-- START Provided information --

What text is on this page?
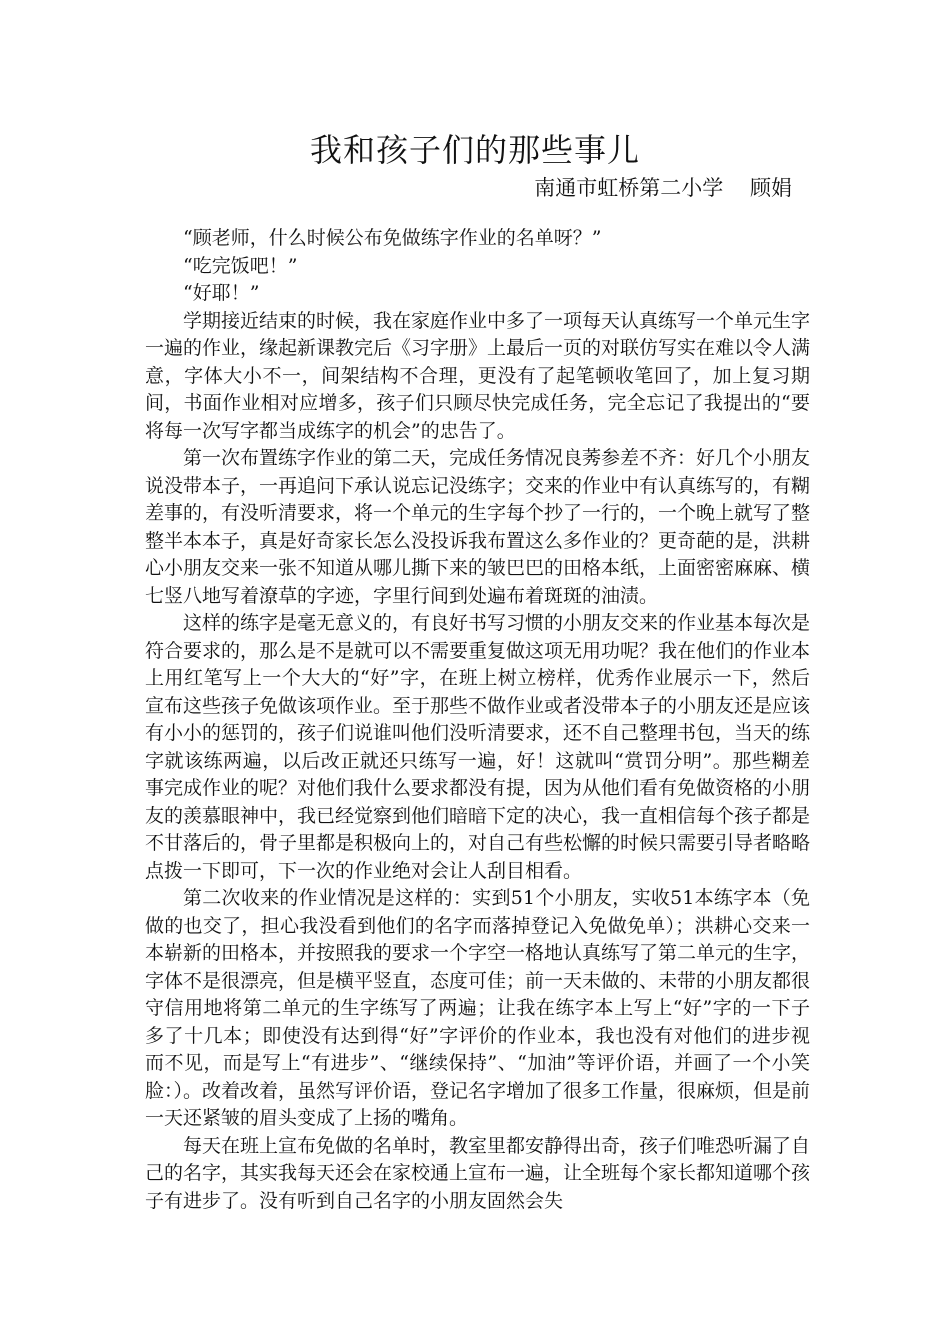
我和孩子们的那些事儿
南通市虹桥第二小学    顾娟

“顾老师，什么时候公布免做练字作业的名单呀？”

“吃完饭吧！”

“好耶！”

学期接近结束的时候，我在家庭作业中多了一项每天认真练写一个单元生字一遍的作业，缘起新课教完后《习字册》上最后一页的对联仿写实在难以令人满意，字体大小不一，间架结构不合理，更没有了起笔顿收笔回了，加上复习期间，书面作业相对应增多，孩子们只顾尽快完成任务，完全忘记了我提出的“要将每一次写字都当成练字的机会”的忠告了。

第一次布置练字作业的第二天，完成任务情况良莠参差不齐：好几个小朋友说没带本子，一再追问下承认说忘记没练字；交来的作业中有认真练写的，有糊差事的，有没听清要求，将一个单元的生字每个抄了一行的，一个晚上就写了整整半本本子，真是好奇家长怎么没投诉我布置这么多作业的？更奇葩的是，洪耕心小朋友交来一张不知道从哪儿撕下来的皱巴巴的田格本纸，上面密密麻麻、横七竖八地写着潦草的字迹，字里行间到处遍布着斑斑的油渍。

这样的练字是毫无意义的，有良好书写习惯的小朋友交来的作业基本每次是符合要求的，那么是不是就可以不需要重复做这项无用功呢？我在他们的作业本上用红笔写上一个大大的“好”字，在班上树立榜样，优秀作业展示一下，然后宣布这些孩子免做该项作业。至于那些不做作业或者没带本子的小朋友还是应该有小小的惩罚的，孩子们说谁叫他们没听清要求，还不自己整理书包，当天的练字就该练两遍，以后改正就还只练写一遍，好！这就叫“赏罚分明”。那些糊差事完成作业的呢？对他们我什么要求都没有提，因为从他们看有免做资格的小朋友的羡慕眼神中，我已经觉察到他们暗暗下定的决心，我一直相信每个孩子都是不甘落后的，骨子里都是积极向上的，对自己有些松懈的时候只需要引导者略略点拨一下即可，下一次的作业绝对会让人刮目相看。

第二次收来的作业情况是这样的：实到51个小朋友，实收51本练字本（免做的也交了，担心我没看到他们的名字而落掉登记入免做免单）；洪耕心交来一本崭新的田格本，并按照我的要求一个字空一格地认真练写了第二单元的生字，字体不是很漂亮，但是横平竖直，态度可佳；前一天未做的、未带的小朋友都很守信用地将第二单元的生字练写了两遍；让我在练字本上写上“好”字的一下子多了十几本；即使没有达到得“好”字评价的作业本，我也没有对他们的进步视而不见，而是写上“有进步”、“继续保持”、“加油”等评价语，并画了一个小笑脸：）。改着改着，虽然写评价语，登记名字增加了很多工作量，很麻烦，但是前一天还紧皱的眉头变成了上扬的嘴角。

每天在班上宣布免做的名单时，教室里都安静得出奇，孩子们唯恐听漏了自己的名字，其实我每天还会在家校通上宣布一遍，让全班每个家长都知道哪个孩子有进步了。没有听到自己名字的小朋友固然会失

-- END Provided information --

• Aim: Every line is to be duplicated exactly, though pictures stay out.

• Worked answer:
What text is on this page?
我和孩子们的那些事儿
南通市虹桥第二小学    顾娟

“顾老师，什么时候公布免做练字作业的名单呀？”

“吃完饭吧！”

“好耶！”

学期接近结束的时候，我在家庭作业中多了一项每天认真练写一个单元生字一遍的作业，缘起新课教完后《习字册》上最后一页的对联仿写实在难以令人满意，字体大小不一，间架结构不合理，更没有了起笔顿收笔回了，加上复习期间，书面作业相对应增多，孩子们只顾尽快完成任务，完全忘记了我提出的“要将每一次写字都当成练字的机会”的忠告了。

第一次布置练字作业的第二天，完成任务情况良莠参差不齐：好几个小朋友说没带本子，一再追问下承认说忘记没练字；交来的作业中有认真练写的，有糊差事的，有没听清要求，将一个单元的生字每个抄了一行的，一个晚上就写了整整半本本子，真是好奇家长怎么没投诉我布置这么多作业的？更奇葩的是，洪耕心小朋友交来一张不知道从哪儿撕下来的皱巴巴的田格本纸，上面密密麻麻、横七竖八地写着潦草的字迹，字里行间到处遍布着斑斑的油渍。

这样的练字是毫无意义的，有良好书写习惯的小朋友交来的作业基本每次是符合要求的，那么是不是就可以不需要重复做这项无用功呢？我在他们的作业本上用红笔写上一个大大的“好”字，在班上树立榜样，优秀作业展示一下，然后宣布这些孩子免做该项作业。至于那些不做作业或者没带本子的小朋友还是应该有小小的惩罚的，孩子们说谁叫他们没听清要求，还不自己整理书包，当天的练字就该练两遍，以后改正就还只练写一遍，好！这就叫“赏罚分明”。那些糊差事完成作业的呢？对他们我什么要求都没有提，因为从他们看有免做资格的小朋友的羡慕眼神中，我已经觉察到他们暗暗下定的决心，我一直相信每个孩子都是不甘落后的，骨子里都是积极向上的，对自己有些松懈的时候只需要引导者略略点拨一下即可，下一次的作业绝对会让人刮目相看。

第二次收来的作业情况是这样的：实到51个小朋友，实收51本练字本（免做的也交了，担心我没看到他们的名字而落掉登记入免做免单）；洪耕心交来一本崭新的田格本，并按照我的要求一个字空一格地认真练写了第二单元的生字，字体不是很漂亮，但是横平竖直，态度可佳；前一天未做的、未带的小朋友都很守信用地将第二单元的生字练写了两遍；让我在练字本上写上“好”字的一下子多了十几本；即使没有达到得“好”字评价的作业本，我也没有对他们的进步视而不见，而是写上“有进步”、“继续保持”、“加油”等评价语，并画了一个小笑脸：）。改着改着，虽然写评价语，登记名字增加了很多工作量，很麻烦，但是前一天还紧皱的眉头变成了上扬的嘴角。

每天在班上宣布免做的名单时，教室里都安静得出奇，孩子们唯恐听漏了自己的名字，其实我每天还会在家校通上宣布一遍，让全班每个家长都知道哪个孩子有进步了。没有听到自己名字的小朋友固然会失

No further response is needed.